- _Task input_

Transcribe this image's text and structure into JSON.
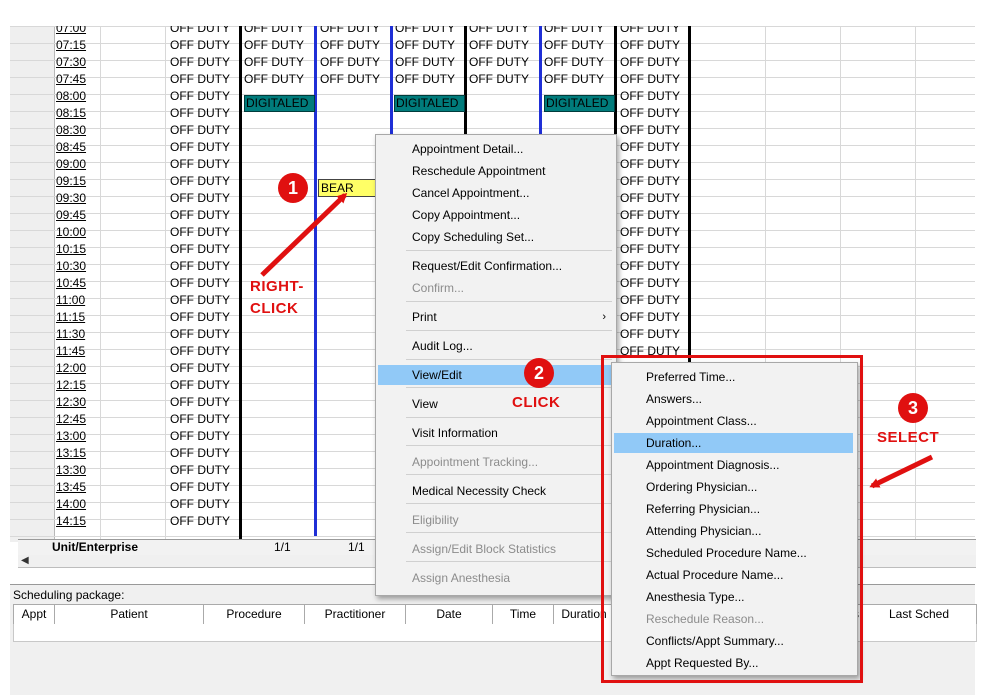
{
  "times": [
    "07:00",
    "07:15",
    "07:30",
    "07:45",
    "08:00",
    "08:15",
    "08:30",
    "08:45",
    "09:00",
    "09:15",
    "09:30",
    "09:45",
    "10:00",
    "10:15",
    "10:30",
    "10:45",
    "11:00",
    "11:15",
    "11:30",
    "11:45",
    "12:00",
    "12:15",
    "12:30",
    "12:45",
    "13:00",
    "13:15",
    "13:30",
    "13:45",
    "14:00",
    "14:15"
  ],
  "grid": {
    "off_duty": "OFF DUTY",
    "digitaled": "DIGITALED",
    "appointment": "BEAR",
    "unit_label": "Unit/Enterprise",
    "counts": [
      "1/1",
      "1/1"
    ]
  },
  "package": {
    "label": "Scheduling package:",
    "columns": [
      "Appt",
      "Patient",
      "Procedure",
      "Practitioner",
      "Date",
      "Time",
      "Duration",
      "s",
      "Last Sched"
    ]
  },
  "context_menu": {
    "items": [
      {
        "label": "Appointment Detail...",
        "disabled": false
      },
      {
        "label": "Reschedule Appointment",
        "disabled": false
      },
      {
        "label": "Cancel Appointment...",
        "disabled": false
      },
      {
        "label": "Copy Appointment...",
        "disabled": false
      },
      {
        "label": "Copy Scheduling Set...",
        "disabled": false
      },
      {
        "label": "Request/Edit Confirmation...",
        "disabled": false
      },
      {
        "label": "Confirm...",
        "disabled": true
      },
      {
        "label": "Print",
        "disabled": false,
        "submenu": true
      },
      {
        "label": "Audit Log...",
        "disabled": false
      },
      {
        "label": "View/Edit",
        "disabled": false,
        "highlighted": true
      },
      {
        "label": "View",
        "disabled": false
      },
      {
        "label": "Visit Information",
        "disabled": false
      },
      {
        "label": "Appointment Tracking...",
        "disabled": true
      },
      {
        "label": "Medical Necessity Check",
        "disabled": false
      },
      {
        "label": "Eligibility",
        "disabled": true
      },
      {
        "label": "Assign/Edit Block Statistics",
        "disabled": true
      },
      {
        "label": "Assign Anesthesia",
        "disabled": true
      }
    ]
  },
  "submenu": {
    "items": [
      {
        "label": "Preferred Time...",
        "disabled": false
      },
      {
        "label": "Answers...",
        "disabled": false
      },
      {
        "label": "Appointment Class...",
        "disabled": false
      },
      {
        "label": "Duration...",
        "disabled": false,
        "highlighted": true
      },
      {
        "label": "Appointment Diagnosis...",
        "disabled": false
      },
      {
        "label": "Ordering Physician...",
        "disabled": false
      },
      {
        "label": "Referring Physician...",
        "disabled": false
      },
      {
        "label": "Attending Physician...",
        "disabled": false
      },
      {
        "label": "Scheduled Procedure Name...",
        "disabled": false
      },
      {
        "label": "Actual Procedure Name...",
        "disabled": false
      },
      {
        "label": "Anesthesia Type...",
        "disabled": false
      },
      {
        "label": "Reschedule Reason...",
        "disabled": true
      },
      {
        "label": "Conflicts/Appt Summary...",
        "disabled": false
      },
      {
        "label": "Appt Requested By...",
        "disabled": false
      }
    ]
  },
  "annotations": {
    "step1_number": "1",
    "step1_text": "RIGHT-",
    "step1_text2": "CLICK",
    "step2_number": "2",
    "step2_text": "CLICK",
    "step3_number": "3",
    "step3_text": "SELECT",
    "color": "#e01010"
  },
  "icons": {
    "submenu_arrow": "chevron-right-icon",
    "scroll_left": "arrow-left-icon"
  }
}
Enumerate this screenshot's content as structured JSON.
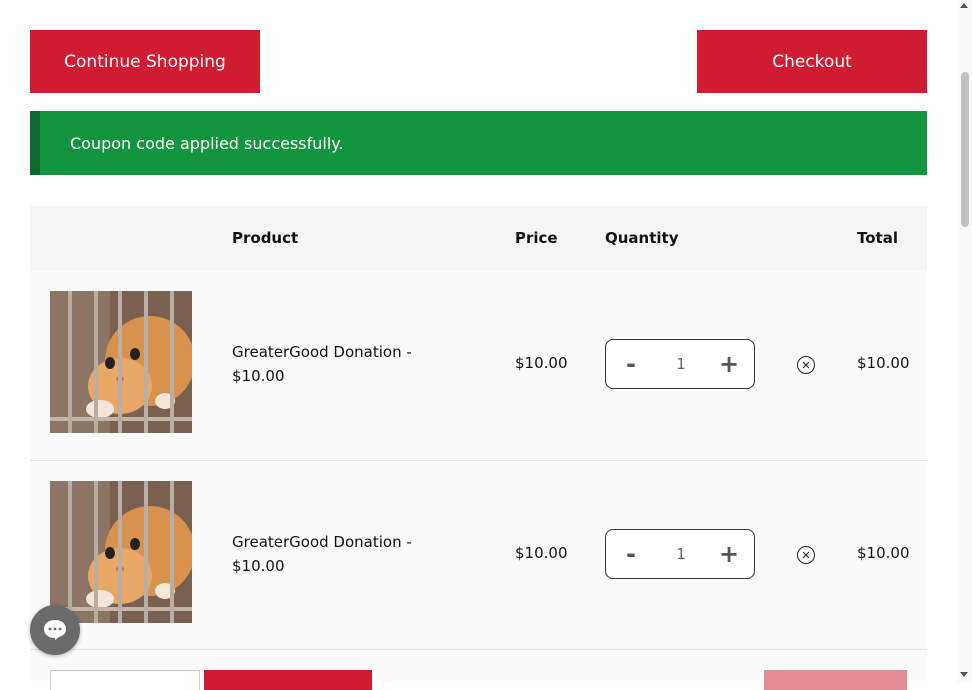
{
  "actions": {
    "continue_label": "Continue Shopping",
    "checkout_label": "Checkout"
  },
  "notice": {
    "message": "Coupon code applied successfully.",
    "color": "#13953f"
  },
  "table": {
    "headers": {
      "product": "Product",
      "price": "Price",
      "quantity": "Quantity",
      "total": "Total"
    },
    "rows": [
      {
        "name": "GreaterGood Donation - $10.00",
        "price": "$10.00",
        "quantity": "1",
        "total": "$10.00"
      },
      {
        "name": "GreaterGood Donation - $10.00",
        "price": "$10.00",
        "quantity": "1",
        "total": "$10.00"
      }
    ]
  },
  "qty_controls": {
    "minus": "-",
    "plus": "+",
    "remove_icon": "close-circle-icon"
  },
  "brand_color": "#cf1c32"
}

- _What is required_
Each line in the entries above that includes the string "Assign" should be extracted.

- _Result_
        "label": "Assign/Edit Block Statistics",
        "label": "Assign Anesthesia",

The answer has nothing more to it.